### Stated problem
Output all the data exactly. Pictures do not belong in the copy.

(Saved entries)
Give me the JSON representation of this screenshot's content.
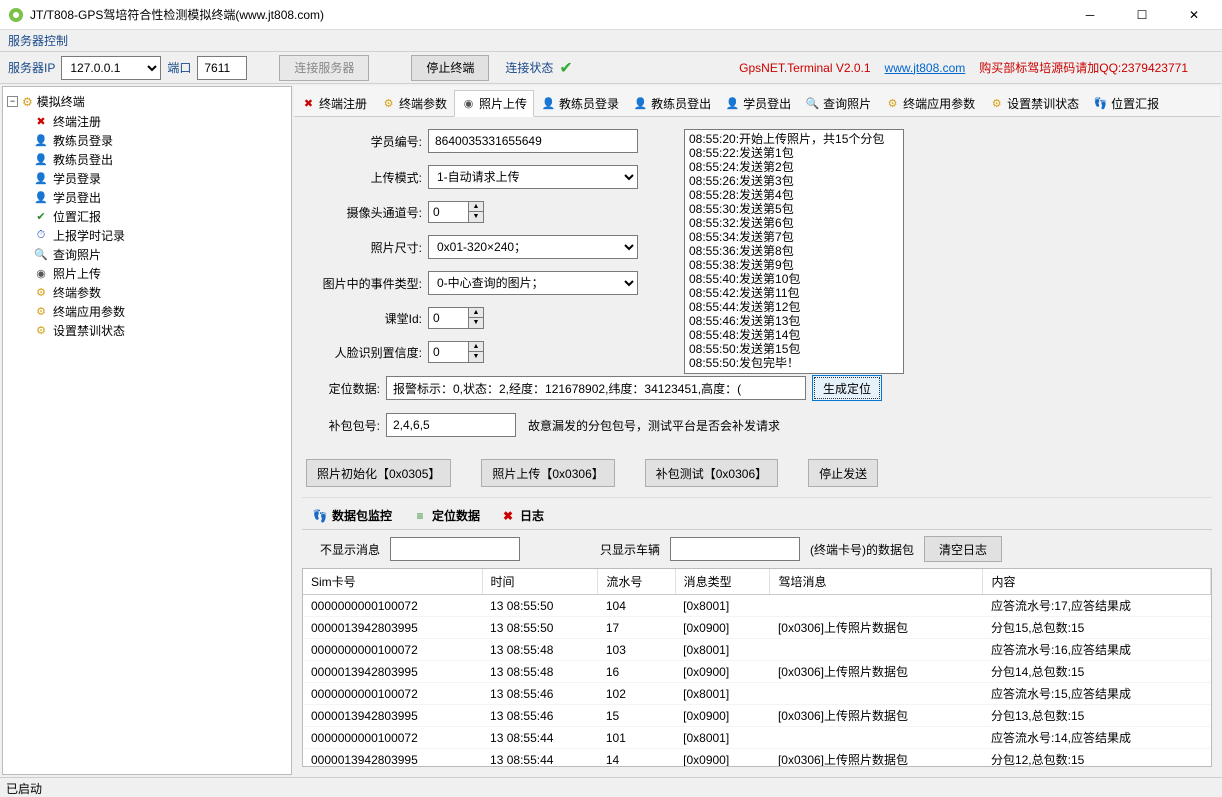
{
  "window": {
    "title": "JT/T808-GPS驾培符合性检测模拟终端(www.jt808.com)"
  },
  "menubar": {
    "server_control": "服务器控制"
  },
  "toolbar": {
    "server_ip_label": "服务器IP",
    "server_ip": "127.0.0.1",
    "port_label": "端口",
    "port": "7611",
    "connect": "连接服务器",
    "stop": "停止终端",
    "status_label": "连接状态",
    "brand": "GpsNET.Terminal V2.0.1",
    "link": "www.jt808.com",
    "promo": "购买部标驾培源码请加QQ:2379423771"
  },
  "tree": {
    "root": "模拟终端",
    "items": [
      "终端注册",
      "教练员登录",
      "教练员登出",
      "学员登录",
      "学员登出",
      "位置汇报",
      "上报学时记录",
      "查询照片",
      "照片上传",
      "终端参数",
      "终端应用参数",
      "设置禁训状态"
    ]
  },
  "tabs": [
    "终端注册",
    "终端参数",
    "照片上传",
    "教练员登录",
    "教练员登出",
    "学员登出",
    "查询照片",
    "终端应用参数",
    "设置禁训状态",
    "位置汇报"
  ],
  "active_tab": "照片上传",
  "form": {
    "student_no_label": "学员编号:",
    "student_no": "8640035331655649",
    "upload_mode_label": "上传模式:",
    "upload_mode": "1-自动请求上传",
    "camera_ch_label": "摄像头通道号:",
    "camera_ch": "0",
    "size_label": "照片尺寸:",
    "size": "0x01-320×240；",
    "event_label": "图片中的事件类型:",
    "event": "0-中心查询的图片；",
    "lesson_label": "课堂Id:",
    "lesson": "0",
    "face_label": "人脸识别置信度:",
    "face": "0",
    "pos_label": "定位数据:",
    "pos": "报警标示：0,状态：2,经度：121678902,纬度：34123451,高度：(",
    "gen_pos": "生成定位",
    "resend_label": "补包包号:",
    "resend": "2,4,6,5",
    "resend_hint": "故意漏发的分包包号，测试平台是否会补发请求"
  },
  "log": [
    "08:55:20:开始上传照片，共15个分包",
    "08:55:22:发送第1包",
    "08:55:24:发送第2包",
    "08:55:26:发送第3包",
    "08:55:28:发送第4包",
    "08:55:30:发送第5包",
    "08:55:32:发送第6包",
    "08:55:34:发送第7包",
    "08:55:36:发送第8包",
    "08:55:38:发送第9包",
    "08:55:40:发送第10包",
    "08:55:42:发送第11包",
    "08:55:44:发送第12包",
    "08:55:46:发送第13包",
    "08:55:48:发送第14包",
    "08:55:50:发送第15包",
    "08:55:50:发包完毕！"
  ],
  "buttons": {
    "init": "照片初始化【0x0305】",
    "upload": "照片上传【0x0306】",
    "retest": "补包测试【0x0306】",
    "stop": "停止发送"
  },
  "bottom": {
    "tabs": [
      "数据包监控",
      "定位数据",
      "日志"
    ],
    "filter_hide": "不显示消息",
    "filter_veh": "只显示车辆",
    "filter_suffix": "(终端卡号)的数据包",
    "clear": "清空日志",
    "columns": [
      "Sim卡号",
      "时间",
      "流水号",
      "消息类型",
      "驾培消息",
      "内容"
    ],
    "rows": [
      [
        "0000000000100072",
        "13 08:55:50",
        "104",
        "[0x8001]",
        "",
        "应答流水号:17,应答结果成"
      ],
      [
        "0000013942803995",
        "13 08:55:50",
        "17",
        "[0x0900]",
        "[0x0306]上传照片数据包",
        "分包15,总包数:15"
      ],
      [
        "0000000000100072",
        "13 08:55:48",
        "103",
        "[0x8001]",
        "",
        "应答流水号:16,应答结果成"
      ],
      [
        "0000013942803995",
        "13 08:55:48",
        "16",
        "[0x0900]",
        "[0x0306]上传照片数据包",
        "分包14,总包数:15"
      ],
      [
        "0000000000100072",
        "13 08:55:46",
        "102",
        "[0x8001]",
        "",
        "应答流水号:15,应答结果成"
      ],
      [
        "0000013942803995",
        "13 08:55:46",
        "15",
        "[0x0900]",
        "[0x0306]上传照片数据包",
        "分包13,总包数:15"
      ],
      [
        "0000000000100072",
        "13 08:55:44",
        "101",
        "[0x8001]",
        "",
        "应答流水号:14,应答结果成"
      ],
      [
        "0000013942803995",
        "13 08:55:44",
        "14",
        "[0x0900]",
        "[0x0306]上传照片数据包",
        "分包12,总包数:15"
      ]
    ]
  },
  "status": "已启动",
  "tree_icons": [
    "✖",
    "👤",
    "👤",
    "👤",
    "👤",
    "✔",
    "⏱",
    "🔍",
    "◉",
    "⚙",
    "⚙",
    "⚙"
  ],
  "tree_icon_cls": [
    "red",
    "orange",
    "orange",
    "orange",
    "orange",
    "green",
    "blue",
    "blue",
    "camera",
    "gear",
    "gear",
    "gear"
  ],
  "tab_icons": [
    "✖",
    "⚙",
    "◉",
    "👤",
    "👤",
    "👤",
    "🔍",
    "⚙",
    "⚙",
    "👣"
  ],
  "tab_icon_cls": [
    "red",
    "gear",
    "camera",
    "orange",
    "orange",
    "orange",
    "blue",
    "gear",
    "gear",
    "blue"
  ],
  "btab_icons": [
    "👣",
    "≡",
    "✖"
  ],
  "btab_icon_cls": [
    "blue",
    "green",
    "red"
  ]
}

### Solution to this problem
Give me the JSON representation of this screenshot's content.
{
  "window": {
    "title": "JT/T808-GPS驾培符合性检测模拟终端(www.jt808.com)"
  },
  "menubar": {
    "server_control": "服务器控制"
  },
  "toolbar": {
    "server_ip_label": "服务器IP",
    "server_ip": "127.0.0.1",
    "port_label": "端口",
    "port": "7611",
    "connect": "连接服务器",
    "stop": "停止终端",
    "status_label": "连接状态",
    "brand": "GpsNET.Terminal V2.0.1",
    "link": "www.jt808.com",
    "promo": "购买部标驾培源码请加QQ:2379423771"
  },
  "tree": {
    "root": "模拟终端",
    "items": [
      "终端注册",
      "教练员登录",
      "教练员登出",
      "学员登录",
      "学员登出",
      "位置汇报",
      "上报学时记录",
      "查询照片",
      "照片上传",
      "终端参数",
      "终端应用参数",
      "设置禁训状态"
    ]
  },
  "tabs": [
    "终端注册",
    "终端参数",
    "照片上传",
    "教练员登录",
    "教练员登出",
    "学员登出",
    "查询照片",
    "终端应用参数",
    "设置禁训状态",
    "位置汇报"
  ],
  "active_tab": "照片上传",
  "form": {
    "student_no_label": "学员编号:",
    "student_no": "8640035331655649",
    "upload_mode_label": "上传模式:",
    "upload_mode": "1-自动请求上传",
    "camera_ch_label": "摄像头通道号:",
    "camera_ch": "0",
    "size_label": "照片尺寸:",
    "size": "0x01-320×240；",
    "event_label": "图片中的事件类型:",
    "event": "0-中心查询的图片；",
    "lesson_label": "课堂Id:",
    "lesson": "0",
    "face_label": "人脸识别置信度:",
    "face": "0",
    "pos_label": "定位数据:",
    "pos": "报警标示：0,状态：2,经度：121678902,纬度：34123451,高度：(",
    "gen_pos": "生成定位",
    "resend_label": "补包包号:",
    "resend": "2,4,6,5",
    "resend_hint": "故意漏发的分包包号，测试平台是否会补发请求"
  },
  "log": [
    "08:55:20:开始上传照片，共15个分包",
    "08:55:22:发送第1包",
    "08:55:24:发送第2包",
    "08:55:26:发送第3包",
    "08:55:28:发送第4包",
    "08:55:30:发送第5包",
    "08:55:32:发送第6包",
    "08:55:34:发送第7包",
    "08:55:36:发送第8包",
    "08:55:38:发送第9包",
    "08:55:40:发送第10包",
    "08:55:42:发送第11包",
    "08:55:44:发送第12包",
    "08:55:46:发送第13包",
    "08:55:48:发送第14包",
    "08:55:50:发送第15包",
    "08:55:50:发包完毕！"
  ],
  "buttons": {
    "init": "照片初始化【0x0305】",
    "upload": "照片上传【0x0306】",
    "retest": "补包测试【0x0306】",
    "stop": "停止发送"
  },
  "bottom": {
    "tabs": [
      "数据包监控",
      "定位数据",
      "日志"
    ],
    "filter_hide": "不显示消息",
    "filter_veh": "只显示车辆",
    "filter_suffix": "(终端卡号)的数据包",
    "clear": "清空日志",
    "columns": [
      "Sim卡号",
      "时间",
      "流水号",
      "消息类型",
      "驾培消息",
      "内容"
    ],
    "rows": [
      [
        "0000000000100072",
        "13 08:55:50",
        "104",
        "[0x8001]",
        "",
        "应答流水号:17,应答结果成"
      ],
      [
        "0000013942803995",
        "13 08:55:50",
        "17",
        "[0x0900]",
        "[0x0306]上传照片数据包",
        "分包15,总包数:15"
      ],
      [
        "0000000000100072",
        "13 08:55:48",
        "103",
        "[0x8001]",
        "",
        "应答流水号:16,应答结果成"
      ],
      [
        "0000013942803995",
        "13 08:55:48",
        "16",
        "[0x0900]",
        "[0x0306]上传照片数据包",
        "分包14,总包数:15"
      ],
      [
        "0000000000100072",
        "13 08:55:46",
        "102",
        "[0x8001]",
        "",
        "应答流水号:15,应答结果成"
      ],
      [
        "0000013942803995",
        "13 08:55:46",
        "15",
        "[0x0900]",
        "[0x0306]上传照片数据包",
        "分包13,总包数:15"
      ],
      [
        "0000000000100072",
        "13 08:55:44",
        "101",
        "[0x8001]",
        "",
        "应答流水号:14,应答结果成"
      ],
      [
        "0000013942803995",
        "13 08:55:44",
        "14",
        "[0x0900]",
        "[0x0306]上传照片数据包",
        "分包12,总包数:15"
      ]
    ]
  },
  "status": "已启动",
  "tree_icons": [
    "✖",
    "👤",
    "👤",
    "👤",
    "👤",
    "✔",
    "⏱",
    "🔍",
    "◉",
    "⚙",
    "⚙",
    "⚙"
  ],
  "tree_icon_cls": [
    "red",
    "orange",
    "orange",
    "orange",
    "orange",
    "green",
    "blue",
    "blue",
    "camera",
    "gear",
    "gear",
    "gear"
  ],
  "tab_icons": [
    "✖",
    "⚙",
    "◉",
    "👤",
    "👤",
    "👤",
    "🔍",
    "⚙",
    "⚙",
    "👣"
  ],
  "tab_icon_cls": [
    "red",
    "gear",
    "camera",
    "orange",
    "orange",
    "orange",
    "blue",
    "gear",
    "gear",
    "blue"
  ],
  "btab_icons": [
    "👣",
    "≡",
    "✖"
  ],
  "btab_icon_cls": [
    "blue",
    "green",
    "red"
  ]
}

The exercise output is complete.